Instructions to follow> Copy all of the material below exactly.

====== Source records ======

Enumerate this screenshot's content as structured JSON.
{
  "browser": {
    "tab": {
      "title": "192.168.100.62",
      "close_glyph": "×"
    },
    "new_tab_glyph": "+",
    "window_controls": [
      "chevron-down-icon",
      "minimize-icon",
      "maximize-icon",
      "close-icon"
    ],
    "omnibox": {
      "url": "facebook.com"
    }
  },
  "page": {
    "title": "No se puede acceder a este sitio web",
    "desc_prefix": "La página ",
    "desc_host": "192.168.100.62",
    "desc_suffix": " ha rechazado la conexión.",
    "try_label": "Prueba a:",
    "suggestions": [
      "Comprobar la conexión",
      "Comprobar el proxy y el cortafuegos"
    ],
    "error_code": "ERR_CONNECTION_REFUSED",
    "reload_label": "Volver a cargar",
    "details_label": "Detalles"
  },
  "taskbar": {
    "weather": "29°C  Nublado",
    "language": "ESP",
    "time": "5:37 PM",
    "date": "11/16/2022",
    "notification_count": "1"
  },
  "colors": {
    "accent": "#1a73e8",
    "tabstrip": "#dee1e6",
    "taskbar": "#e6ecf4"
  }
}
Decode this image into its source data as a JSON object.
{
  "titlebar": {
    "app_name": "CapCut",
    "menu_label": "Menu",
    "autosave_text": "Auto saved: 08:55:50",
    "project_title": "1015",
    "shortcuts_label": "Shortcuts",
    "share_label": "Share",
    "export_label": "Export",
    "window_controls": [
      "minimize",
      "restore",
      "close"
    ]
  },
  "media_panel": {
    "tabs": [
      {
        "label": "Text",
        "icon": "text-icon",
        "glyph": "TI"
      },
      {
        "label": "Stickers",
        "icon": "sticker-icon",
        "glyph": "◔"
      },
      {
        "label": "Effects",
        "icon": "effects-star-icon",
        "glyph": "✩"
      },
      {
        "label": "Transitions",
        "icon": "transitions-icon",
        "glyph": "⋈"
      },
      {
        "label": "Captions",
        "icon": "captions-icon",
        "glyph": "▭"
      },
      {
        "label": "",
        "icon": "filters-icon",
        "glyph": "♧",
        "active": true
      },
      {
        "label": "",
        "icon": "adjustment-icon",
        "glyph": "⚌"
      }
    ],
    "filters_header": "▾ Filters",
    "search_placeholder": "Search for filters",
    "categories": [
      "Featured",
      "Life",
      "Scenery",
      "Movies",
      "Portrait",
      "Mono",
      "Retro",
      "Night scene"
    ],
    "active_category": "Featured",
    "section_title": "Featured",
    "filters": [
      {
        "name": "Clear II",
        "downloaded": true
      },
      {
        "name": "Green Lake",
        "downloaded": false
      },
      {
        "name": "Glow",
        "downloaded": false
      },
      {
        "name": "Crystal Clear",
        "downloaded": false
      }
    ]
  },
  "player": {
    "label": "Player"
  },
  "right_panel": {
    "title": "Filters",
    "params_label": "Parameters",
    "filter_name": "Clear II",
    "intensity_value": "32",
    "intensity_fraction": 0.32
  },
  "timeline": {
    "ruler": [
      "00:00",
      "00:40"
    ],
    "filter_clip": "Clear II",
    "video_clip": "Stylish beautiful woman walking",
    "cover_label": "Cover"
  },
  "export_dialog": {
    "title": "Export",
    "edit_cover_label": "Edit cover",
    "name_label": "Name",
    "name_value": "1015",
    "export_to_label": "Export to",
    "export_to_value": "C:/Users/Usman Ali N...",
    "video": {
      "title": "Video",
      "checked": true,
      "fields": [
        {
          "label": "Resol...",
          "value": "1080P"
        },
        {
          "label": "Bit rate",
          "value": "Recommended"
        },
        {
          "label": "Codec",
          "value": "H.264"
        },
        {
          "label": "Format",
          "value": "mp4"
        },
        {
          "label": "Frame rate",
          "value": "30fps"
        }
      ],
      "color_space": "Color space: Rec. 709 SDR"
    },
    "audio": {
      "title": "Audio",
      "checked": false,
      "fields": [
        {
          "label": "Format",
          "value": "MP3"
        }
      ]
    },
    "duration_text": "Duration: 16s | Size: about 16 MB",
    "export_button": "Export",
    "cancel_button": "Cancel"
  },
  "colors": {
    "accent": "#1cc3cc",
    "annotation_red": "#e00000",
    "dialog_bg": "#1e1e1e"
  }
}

======

Finished task>
Enumerate this screenshot's content as structured JSON.
{
  "browser": {
    "tab": {
      "title": "192.168.100.62",
      "close_glyph": "×"
    },
    "new_tab_glyph": "+",
    "window_controls": [
      "chevron-down-icon",
      "minimize-icon",
      "maximize-icon",
      "close-icon"
    ],
    "omnibox": {
      "url": "facebook.com"
    }
  },
  "page": {
    "title": "No se puede acceder a este sitio web",
    "desc_prefix": "La página ",
    "desc_host": "192.168.100.62",
    "desc_suffix": " ha rechazado la conexión.",
    "try_label": "Prueba a:",
    "suggestions": [
      "Comprobar la conexión",
      "Comprobar el proxy y el cortafuegos"
    ],
    "error_code": "ERR_CONNECTION_REFUSED",
    "reload_label": "Volver a cargar",
    "details_label": "Detalles"
  },
  "taskbar": {
    "weather": "29°C  Nublado",
    "language": "ESP",
    "time": "5:37 PM",
    "date": "11/16/2022",
    "notification_count": "1"
  },
  "colors": {
    "accent": "#1a73e8",
    "tabstrip": "#dee1e6",
    "taskbar": "#e6ecf4"
  }
}
Decode this image into its source data as a JSON object.
{
  "titlebar": {
    "app_name": "CapCut",
    "menu_label": "Menu",
    "autosave_text": "Auto saved: 08:55:50",
    "project_title": "1015",
    "shortcuts_label": "Shortcuts",
    "share_label": "Share",
    "export_label": "Export",
    "window_controls": [
      "minimize",
      "restore",
      "close"
    ]
  },
  "media_panel": {
    "tabs": [
      {
        "label": "Text",
        "icon": "text-icon",
        "glyph": "TI"
      },
      {
        "label": "Stickers",
        "icon": "sticker-icon",
        "glyph": "◔"
      },
      {
        "label": "Effects",
        "icon": "effects-star-icon",
        "glyph": "✩"
      },
      {
        "label": "Transitions",
        "icon": "transitions-icon",
        "glyph": "⋈"
      },
      {
        "label": "Captions",
        "icon": "captions-icon",
        "glyph": "▭"
      },
      {
        "label": "",
        "icon": "filters-icon",
        "glyph": "♧",
        "active": true
      },
      {
        "label": "",
        "icon": "adjustment-icon",
        "glyph": "⚌"
      }
    ],
    "filters_header": "▾ Filters",
    "search_placeholder": "Search for filters",
    "categories": [
      "Featured",
      "Life",
      "Scenery",
      "Movies",
      "Portrait",
      "Mono",
      "Retro",
      "Night scene"
    ],
    "active_category": "Featured",
    "section_title": "Featured",
    "filters": [
      {
        "name": "Clear II",
        "downloaded": true
      },
      {
        "name": "Green Lake",
        "downloaded": false
      },
      {
        "name": "Glow",
        "downloaded": false
      },
      {
        "name": "Crystal Clear",
        "downloaded": false
      }
    ]
  },
  "player": {
    "label": "Player"
  },
  "right_panel": {
    "title": "Filters",
    "params_label": "Parameters",
    "filter_name": "Clear II",
    "intensity_value": "32",
    "intensity_fraction": 0.32
  },
  "timeline": {
    "ruler": [
      "00:00",
      "00:40"
    ],
    "filter_clip": "Clear II",
    "video_clip": "Stylish beautiful woman walking",
    "cover_label": "Cover"
  },
  "export_dialog": {
    "title": "Export",
    "edit_cover_label": "Edit cover",
    "name_label": "Name",
    "name_value": "1015",
    "export_to_label": "Export to",
    "export_to_value": "C:/Users/Usman Ali N...",
    "video": {
      "title": "Video",
      "checked": true,
      "fields": [
        {
          "label": "Resol...",
          "value": "1080P"
        },
        {
          "label": "Bit rate",
          "value": "Recommended"
        },
        {
          "label": "Codec",
          "value": "H.264"
        },
        {
          "label": "Format",
          "value": "mp4"
        },
        {
          "label": "Frame rate",
          "value": "30fps"
        }
      ],
      "color_space": "Color space: Rec. 709 SDR"
    },
    "audio": {
      "title": "Audio",
      "checked": false,
      "fields": [
        {
          "label": "Format",
          "value": "MP3"
        }
      ]
    },
    "duration_text": "Duration: 16s | Size: about 16 MB",
    "export_button": "Export",
    "cancel_button": "Cancel"
  },
  "colors": {
    "accent": "#1cc3cc",
    "annotation_red": "#e00000",
    "dialog_bg": "#1e1e1e"
  }
}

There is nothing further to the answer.